# What you need to do:
Convert everything from the first line of the items down to the line containing "Text: 403: 403 — [375, 169, 393, 204]", both included, into a JSON list of strings with one string per line. Leave out any blank lines.

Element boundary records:
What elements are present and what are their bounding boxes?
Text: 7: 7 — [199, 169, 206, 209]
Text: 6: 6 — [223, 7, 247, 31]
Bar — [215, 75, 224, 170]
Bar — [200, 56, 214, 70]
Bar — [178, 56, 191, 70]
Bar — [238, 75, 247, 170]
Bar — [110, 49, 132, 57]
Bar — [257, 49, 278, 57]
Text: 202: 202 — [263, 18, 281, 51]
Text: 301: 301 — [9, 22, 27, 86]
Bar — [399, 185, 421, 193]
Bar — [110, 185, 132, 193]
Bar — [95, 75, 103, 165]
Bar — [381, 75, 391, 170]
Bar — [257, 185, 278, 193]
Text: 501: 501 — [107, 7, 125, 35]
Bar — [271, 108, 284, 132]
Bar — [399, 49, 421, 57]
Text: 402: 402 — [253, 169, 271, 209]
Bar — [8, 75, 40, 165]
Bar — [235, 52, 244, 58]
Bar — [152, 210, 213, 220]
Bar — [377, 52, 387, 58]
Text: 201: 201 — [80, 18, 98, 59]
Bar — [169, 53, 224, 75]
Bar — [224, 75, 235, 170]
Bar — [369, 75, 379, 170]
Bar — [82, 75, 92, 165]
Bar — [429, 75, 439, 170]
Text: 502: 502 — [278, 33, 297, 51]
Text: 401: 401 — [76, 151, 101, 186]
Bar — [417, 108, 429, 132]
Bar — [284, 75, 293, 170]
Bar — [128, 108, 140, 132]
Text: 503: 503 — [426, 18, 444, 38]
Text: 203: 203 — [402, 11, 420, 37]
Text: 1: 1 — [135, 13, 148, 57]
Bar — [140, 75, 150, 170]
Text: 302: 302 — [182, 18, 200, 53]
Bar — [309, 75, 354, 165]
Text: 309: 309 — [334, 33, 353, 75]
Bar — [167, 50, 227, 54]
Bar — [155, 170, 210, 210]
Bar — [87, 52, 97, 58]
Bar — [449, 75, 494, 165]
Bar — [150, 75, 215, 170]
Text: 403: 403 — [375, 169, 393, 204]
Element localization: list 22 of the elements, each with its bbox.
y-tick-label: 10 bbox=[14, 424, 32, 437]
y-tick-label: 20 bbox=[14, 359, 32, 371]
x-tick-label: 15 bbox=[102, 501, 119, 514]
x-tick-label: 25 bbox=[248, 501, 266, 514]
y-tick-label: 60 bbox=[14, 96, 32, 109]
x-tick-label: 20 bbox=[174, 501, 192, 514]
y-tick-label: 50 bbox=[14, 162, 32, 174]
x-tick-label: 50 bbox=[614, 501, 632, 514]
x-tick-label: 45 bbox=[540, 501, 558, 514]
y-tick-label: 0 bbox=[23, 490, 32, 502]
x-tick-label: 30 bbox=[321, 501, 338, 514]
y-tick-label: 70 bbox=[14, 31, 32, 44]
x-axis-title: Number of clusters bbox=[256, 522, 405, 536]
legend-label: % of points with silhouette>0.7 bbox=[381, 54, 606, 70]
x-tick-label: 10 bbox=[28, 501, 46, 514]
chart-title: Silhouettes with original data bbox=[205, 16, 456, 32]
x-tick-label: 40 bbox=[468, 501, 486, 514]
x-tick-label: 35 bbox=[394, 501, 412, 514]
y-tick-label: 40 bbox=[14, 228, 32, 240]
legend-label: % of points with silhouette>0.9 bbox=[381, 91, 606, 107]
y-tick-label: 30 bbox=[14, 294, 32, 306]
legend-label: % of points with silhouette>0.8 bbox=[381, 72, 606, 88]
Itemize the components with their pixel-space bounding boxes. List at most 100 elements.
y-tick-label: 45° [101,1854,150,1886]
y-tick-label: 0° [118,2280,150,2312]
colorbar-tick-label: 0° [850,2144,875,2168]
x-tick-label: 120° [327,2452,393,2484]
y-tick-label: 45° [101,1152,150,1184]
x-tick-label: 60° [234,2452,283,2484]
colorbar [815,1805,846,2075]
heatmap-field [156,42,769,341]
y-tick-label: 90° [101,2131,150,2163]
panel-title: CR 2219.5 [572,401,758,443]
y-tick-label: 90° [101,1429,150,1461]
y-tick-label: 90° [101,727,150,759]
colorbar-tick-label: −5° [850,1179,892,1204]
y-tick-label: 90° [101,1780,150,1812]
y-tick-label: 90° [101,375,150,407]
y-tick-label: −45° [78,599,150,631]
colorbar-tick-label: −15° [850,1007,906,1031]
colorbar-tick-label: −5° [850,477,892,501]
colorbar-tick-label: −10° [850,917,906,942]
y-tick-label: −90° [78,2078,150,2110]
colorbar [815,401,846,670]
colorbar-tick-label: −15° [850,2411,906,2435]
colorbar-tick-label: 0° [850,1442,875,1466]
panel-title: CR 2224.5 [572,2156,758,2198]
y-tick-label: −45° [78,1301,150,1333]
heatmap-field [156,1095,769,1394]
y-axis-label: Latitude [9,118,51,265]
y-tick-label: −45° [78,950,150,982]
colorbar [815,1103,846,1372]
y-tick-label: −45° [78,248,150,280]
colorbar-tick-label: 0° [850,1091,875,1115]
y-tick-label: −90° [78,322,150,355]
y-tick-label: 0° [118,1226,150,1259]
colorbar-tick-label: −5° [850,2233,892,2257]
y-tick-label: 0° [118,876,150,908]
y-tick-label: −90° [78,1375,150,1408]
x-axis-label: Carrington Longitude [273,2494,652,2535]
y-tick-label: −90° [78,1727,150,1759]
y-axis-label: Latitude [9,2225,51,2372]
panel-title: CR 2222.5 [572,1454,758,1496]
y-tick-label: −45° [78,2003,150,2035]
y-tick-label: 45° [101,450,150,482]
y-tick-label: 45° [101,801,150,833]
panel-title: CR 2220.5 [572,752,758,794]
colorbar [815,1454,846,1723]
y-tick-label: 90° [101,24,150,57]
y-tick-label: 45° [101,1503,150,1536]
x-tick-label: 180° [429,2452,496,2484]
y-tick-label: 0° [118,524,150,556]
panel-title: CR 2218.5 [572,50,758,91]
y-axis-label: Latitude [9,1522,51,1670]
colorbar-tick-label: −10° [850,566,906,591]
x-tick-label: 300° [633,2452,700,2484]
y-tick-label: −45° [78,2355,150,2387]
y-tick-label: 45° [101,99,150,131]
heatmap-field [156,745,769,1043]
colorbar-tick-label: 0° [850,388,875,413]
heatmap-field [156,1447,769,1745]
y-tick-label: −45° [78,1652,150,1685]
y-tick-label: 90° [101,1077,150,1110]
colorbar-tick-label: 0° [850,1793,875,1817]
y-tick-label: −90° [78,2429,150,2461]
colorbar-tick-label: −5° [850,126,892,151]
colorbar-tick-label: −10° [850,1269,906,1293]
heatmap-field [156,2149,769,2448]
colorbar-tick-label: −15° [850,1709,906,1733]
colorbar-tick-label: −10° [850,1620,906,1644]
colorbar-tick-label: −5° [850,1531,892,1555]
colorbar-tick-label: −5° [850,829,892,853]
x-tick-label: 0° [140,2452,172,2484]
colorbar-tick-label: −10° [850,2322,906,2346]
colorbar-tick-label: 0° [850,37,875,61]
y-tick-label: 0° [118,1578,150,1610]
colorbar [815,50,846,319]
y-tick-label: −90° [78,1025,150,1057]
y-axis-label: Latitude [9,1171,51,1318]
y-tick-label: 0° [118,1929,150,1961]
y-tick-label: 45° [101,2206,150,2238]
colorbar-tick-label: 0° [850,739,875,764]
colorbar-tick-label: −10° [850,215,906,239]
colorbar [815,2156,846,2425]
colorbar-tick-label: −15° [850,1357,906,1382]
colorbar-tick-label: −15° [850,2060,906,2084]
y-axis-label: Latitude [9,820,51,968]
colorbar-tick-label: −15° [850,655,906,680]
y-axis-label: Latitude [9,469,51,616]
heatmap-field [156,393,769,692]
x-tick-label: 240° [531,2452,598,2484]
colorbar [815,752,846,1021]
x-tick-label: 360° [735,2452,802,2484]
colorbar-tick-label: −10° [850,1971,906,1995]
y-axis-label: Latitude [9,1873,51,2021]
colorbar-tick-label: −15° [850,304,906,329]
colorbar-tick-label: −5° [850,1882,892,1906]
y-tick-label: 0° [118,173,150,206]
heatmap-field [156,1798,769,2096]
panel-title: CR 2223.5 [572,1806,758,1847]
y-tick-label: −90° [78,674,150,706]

# Exercise response:
[
  "What elements are present and what are their bounding boxes?",
  "Text: 7: 7 — [199, 169, 206, 209]",
  "Text: 6: 6 — [223, 7, 247, 31]",
  "Bar — [215, 75, 224, 170]",
  "Bar — [200, 56, 214, 70]",
  "Bar — [178, 56, 191, 70]",
  "Bar — [238, 75, 247, 170]",
  "Bar — [110, 49, 132, 57]",
  "Bar — [257, 49, 278, 57]",
  "Text: 202: 202 — [263, 18, 281, 51]",
  "Text: 301: 301 — [9, 22, 27, 86]",
  "Bar — [399, 185, 421, 193]",
  "Bar — [110, 185, 132, 193]",
  "Bar — [95, 75, 103, 165]",
  "Bar — [381, 75, 391, 170]",
  "Bar — [257, 185, 278, 193]",
  "Text: 501: 501 — [107, 7, 125, 35]",
  "Bar — [271, 108, 284, 132]",
  "Bar — [399, 49, 421, 57]",
  "Text: 402: 402 — [253, 169, 271, 209]",
  "Bar — [8, 75, 40, 165]",
  "Bar — [235, 52, 244, 58]",
  "Bar — [152, 210, 213, 220]",
  "Bar — [377, 52, 387, 58]",
  "Text: 201: 201 — [80, 18, 98, 59]",
  "Bar — [169, 53, 224, 75]",
  "Bar — [224, 75, 235, 170]",
  "Bar — [369, 75, 379, 170]",
  "Bar — [82, 75, 92, 165]",
  "Bar — [429, 75, 439, 170]",
  "Text: 502: 502 — [278, 33, 297, 51]",
  "Text: 401: 401 — [76, 151, 101, 186]",
  "Bar — [417, 108, 429, 132]",
  "Bar — [284, 75, 293, 170]",
  "Bar — [128, 108, 140, 132]",
  "Text: 503: 503 — [426, 18, 444, 38]",
  "Text: 203: 203 — [402, 11, 420, 37]",
  "Text: 1: 1 — [135, 13, 148, 57]",
  "Bar — [140, 75, 150, 170]",
  "Text: 302: 302 — [182, 18, 200, 53]",
  "Bar — [309, 75, 354, 165]",
  "Text: 309: 309 — [334, 33, 353, 75]",
  "Bar — [167, 50, 227, 54]",
  "Bar — [155, 170, 210, 210]",
  "Bar — [87, 52, 97, 58]",
  "Bar — [449, 75, 494, 165]",
  "Bar — [150, 75, 215, 170]",
  "Text: 403: 403 — [375, 169, 393, 204]"
]